Short problem: Write each record again exactly as it stands.
★ ★ ★ ★
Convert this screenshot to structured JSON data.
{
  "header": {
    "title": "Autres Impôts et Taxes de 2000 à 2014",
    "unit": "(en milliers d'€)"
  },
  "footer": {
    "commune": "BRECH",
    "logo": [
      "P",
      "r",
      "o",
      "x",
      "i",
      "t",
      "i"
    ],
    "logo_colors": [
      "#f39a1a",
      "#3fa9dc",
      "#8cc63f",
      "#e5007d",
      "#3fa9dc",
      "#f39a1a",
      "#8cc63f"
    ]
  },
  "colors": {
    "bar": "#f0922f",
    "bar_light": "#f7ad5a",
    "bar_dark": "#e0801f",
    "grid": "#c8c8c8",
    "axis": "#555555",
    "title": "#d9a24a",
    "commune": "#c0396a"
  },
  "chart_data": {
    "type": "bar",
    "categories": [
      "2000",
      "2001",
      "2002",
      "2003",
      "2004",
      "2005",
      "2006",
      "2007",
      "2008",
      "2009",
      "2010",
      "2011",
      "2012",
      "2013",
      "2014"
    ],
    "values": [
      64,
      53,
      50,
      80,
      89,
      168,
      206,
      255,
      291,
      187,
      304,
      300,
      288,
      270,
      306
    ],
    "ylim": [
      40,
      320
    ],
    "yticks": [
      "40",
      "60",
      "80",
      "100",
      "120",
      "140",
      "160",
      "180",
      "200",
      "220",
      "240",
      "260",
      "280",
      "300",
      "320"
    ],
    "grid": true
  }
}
★ ★ ★ ★
Problem solution:
Convert this screenshot to structured JSON data.
{
  "header": {
    "title": "Autres Impôts et Taxes de 2000 à 2014",
    "unit": "(en milliers d'€)"
  },
  "footer": {
    "commune": "BRECH",
    "logo": [
      "P",
      "r",
      "o",
      "x",
      "i",
      "t",
      "i"
    ],
    "logo_colors": [
      "#f39a1a",
      "#3fa9dc",
      "#8cc63f",
      "#e5007d",
      "#3fa9dc",
      "#f39a1a",
      "#8cc63f"
    ]
  },
  "colors": {
    "bar": "#f0922f",
    "bar_light": "#f7ad5a",
    "bar_dark": "#e0801f",
    "grid": "#c8c8c8",
    "axis": "#555555",
    "title": "#d9a24a",
    "commune": "#c0396a"
  },
  "chart_data": {
    "type": "bar",
    "categories": [
      "2000",
      "2001",
      "2002",
      "2003",
      "2004",
      "2005",
      "2006",
      "2007",
      "2008",
      "2009",
      "2010",
      "2011",
      "2012",
      "2013",
      "2014"
    ],
    "values": [
      64,
      53,
      50,
      80,
      89,
      168,
      206,
      255,
      291,
      187,
      304,
      300,
      288,
      270,
      306
    ],
    "ylim": [
      40,
      320
    ],
    "yticks": [
      "40",
      "60",
      "80",
      "100",
      "120",
      "140",
      "160",
      "180",
      "200",
      "220",
      "240",
      "260",
      "280",
      "300",
      "320"
    ],
    "grid": true
  }
}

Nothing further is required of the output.